*** DATA FOR THE TASK ***

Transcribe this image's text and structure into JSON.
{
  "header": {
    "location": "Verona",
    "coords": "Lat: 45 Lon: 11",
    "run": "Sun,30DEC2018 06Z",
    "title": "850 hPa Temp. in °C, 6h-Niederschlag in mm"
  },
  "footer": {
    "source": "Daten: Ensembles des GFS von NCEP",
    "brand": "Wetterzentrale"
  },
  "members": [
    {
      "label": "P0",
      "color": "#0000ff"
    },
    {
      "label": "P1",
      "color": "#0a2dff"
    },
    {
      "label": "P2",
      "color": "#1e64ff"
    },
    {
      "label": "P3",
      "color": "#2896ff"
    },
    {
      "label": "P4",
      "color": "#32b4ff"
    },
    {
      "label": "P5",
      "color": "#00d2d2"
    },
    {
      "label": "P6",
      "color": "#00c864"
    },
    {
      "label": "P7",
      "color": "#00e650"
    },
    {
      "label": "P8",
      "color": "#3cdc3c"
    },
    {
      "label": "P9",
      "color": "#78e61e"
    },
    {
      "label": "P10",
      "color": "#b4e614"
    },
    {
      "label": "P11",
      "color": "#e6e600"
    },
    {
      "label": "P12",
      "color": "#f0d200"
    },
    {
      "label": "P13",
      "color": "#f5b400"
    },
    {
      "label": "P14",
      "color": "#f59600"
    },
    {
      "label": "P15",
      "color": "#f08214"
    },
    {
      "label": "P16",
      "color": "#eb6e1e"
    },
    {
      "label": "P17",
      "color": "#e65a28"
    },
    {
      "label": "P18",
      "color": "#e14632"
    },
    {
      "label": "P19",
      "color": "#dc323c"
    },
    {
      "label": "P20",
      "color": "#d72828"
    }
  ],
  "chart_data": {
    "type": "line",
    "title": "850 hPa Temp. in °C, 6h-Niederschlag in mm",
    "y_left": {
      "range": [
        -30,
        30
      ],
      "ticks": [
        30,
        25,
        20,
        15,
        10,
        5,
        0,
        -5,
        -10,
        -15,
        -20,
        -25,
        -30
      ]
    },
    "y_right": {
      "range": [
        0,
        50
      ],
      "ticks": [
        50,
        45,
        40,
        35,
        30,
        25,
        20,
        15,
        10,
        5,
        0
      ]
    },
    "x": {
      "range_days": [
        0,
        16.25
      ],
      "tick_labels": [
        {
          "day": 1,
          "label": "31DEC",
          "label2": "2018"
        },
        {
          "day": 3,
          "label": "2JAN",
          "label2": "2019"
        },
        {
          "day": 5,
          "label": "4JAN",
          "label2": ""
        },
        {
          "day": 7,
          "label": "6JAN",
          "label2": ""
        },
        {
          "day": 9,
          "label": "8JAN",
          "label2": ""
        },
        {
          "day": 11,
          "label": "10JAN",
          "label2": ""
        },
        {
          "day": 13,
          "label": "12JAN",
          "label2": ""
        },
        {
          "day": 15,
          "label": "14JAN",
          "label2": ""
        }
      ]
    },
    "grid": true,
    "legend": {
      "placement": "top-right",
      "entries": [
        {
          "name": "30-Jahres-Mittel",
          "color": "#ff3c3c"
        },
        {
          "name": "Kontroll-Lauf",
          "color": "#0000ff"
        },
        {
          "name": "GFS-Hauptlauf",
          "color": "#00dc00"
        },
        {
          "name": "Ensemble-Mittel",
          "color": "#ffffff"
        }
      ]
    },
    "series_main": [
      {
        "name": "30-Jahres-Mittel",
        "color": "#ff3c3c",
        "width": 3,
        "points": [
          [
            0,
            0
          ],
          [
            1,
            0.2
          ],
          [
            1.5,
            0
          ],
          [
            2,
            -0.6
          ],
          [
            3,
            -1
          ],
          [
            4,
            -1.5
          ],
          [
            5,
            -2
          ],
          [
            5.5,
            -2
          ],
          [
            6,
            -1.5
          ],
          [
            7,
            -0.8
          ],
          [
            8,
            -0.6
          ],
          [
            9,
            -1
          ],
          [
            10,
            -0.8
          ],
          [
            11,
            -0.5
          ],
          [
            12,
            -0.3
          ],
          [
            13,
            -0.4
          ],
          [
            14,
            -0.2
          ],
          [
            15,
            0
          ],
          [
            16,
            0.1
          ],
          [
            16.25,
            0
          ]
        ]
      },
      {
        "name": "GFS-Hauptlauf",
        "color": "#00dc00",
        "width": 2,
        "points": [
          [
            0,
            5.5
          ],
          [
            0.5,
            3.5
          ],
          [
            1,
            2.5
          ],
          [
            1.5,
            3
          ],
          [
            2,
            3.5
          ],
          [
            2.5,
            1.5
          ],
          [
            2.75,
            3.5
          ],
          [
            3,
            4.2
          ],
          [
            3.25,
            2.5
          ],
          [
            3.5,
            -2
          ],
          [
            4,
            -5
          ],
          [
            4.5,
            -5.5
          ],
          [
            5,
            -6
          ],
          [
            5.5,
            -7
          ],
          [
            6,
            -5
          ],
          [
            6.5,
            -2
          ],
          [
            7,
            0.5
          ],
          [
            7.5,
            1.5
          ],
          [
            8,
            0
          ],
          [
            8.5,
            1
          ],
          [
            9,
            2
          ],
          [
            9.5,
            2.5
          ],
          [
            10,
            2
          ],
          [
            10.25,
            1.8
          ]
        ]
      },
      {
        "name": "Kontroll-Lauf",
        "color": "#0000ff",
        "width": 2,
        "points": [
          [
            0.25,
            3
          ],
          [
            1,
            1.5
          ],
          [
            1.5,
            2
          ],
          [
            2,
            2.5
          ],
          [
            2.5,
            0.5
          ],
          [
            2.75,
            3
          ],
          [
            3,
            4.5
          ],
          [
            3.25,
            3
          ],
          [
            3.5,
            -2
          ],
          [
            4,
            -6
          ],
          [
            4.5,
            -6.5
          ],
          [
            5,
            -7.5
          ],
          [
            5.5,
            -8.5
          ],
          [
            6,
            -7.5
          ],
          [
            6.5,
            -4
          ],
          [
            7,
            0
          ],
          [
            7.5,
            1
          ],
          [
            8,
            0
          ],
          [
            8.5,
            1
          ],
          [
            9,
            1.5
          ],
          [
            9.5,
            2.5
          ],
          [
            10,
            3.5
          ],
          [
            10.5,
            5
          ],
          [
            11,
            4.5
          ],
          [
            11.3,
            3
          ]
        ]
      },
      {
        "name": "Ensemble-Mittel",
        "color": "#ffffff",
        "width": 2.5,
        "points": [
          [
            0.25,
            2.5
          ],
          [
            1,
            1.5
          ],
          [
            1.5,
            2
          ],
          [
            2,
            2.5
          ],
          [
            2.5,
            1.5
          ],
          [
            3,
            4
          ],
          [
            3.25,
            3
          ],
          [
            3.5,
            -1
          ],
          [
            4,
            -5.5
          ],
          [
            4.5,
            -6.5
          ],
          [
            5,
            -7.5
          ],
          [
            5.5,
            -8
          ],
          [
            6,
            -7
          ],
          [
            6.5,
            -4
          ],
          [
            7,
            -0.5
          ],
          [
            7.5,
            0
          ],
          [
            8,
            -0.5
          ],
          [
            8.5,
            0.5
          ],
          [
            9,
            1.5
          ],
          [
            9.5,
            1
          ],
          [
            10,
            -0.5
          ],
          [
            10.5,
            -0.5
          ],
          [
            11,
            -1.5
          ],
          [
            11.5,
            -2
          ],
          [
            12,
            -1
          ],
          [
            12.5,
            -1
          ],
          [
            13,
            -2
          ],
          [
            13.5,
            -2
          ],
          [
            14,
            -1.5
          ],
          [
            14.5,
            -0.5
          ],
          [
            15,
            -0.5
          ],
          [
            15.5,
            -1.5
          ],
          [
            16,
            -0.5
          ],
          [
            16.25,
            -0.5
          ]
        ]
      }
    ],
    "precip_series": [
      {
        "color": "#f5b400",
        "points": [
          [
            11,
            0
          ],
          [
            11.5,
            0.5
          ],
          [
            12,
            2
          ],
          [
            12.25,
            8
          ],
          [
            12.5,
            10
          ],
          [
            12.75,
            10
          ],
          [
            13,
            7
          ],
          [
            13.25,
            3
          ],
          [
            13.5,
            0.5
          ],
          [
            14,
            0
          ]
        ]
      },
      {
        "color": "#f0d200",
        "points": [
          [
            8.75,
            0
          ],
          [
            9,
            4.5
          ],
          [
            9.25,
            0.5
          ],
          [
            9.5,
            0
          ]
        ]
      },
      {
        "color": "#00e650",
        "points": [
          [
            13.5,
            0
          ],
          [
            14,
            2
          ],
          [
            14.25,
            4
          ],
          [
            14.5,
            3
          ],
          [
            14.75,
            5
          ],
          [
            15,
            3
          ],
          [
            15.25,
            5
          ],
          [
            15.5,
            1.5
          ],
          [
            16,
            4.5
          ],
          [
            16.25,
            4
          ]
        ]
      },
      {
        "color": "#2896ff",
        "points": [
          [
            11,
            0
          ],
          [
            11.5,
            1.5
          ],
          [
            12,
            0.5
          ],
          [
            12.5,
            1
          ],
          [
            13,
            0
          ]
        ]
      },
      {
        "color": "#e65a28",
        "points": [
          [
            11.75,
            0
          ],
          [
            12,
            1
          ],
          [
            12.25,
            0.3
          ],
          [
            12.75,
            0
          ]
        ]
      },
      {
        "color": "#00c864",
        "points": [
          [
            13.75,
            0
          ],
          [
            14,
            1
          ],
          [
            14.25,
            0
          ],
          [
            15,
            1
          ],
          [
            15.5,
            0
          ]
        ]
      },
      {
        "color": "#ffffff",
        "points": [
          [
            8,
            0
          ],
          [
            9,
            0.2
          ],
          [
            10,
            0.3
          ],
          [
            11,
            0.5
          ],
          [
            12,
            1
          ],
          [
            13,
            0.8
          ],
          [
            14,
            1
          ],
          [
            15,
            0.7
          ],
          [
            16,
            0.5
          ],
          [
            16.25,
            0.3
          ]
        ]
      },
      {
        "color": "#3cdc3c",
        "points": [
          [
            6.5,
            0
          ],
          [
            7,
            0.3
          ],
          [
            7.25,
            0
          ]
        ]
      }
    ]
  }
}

***

Extract every line from the records above that contains the word "Mittel".

» ANSWER FOR THIS EXERCISE
          "name": "30-Jahres-Mittel",
          "name": "Ensemble-Mittel",
        "name": "30-Jahres-Mittel",
        "name": "Ensemble-Mittel",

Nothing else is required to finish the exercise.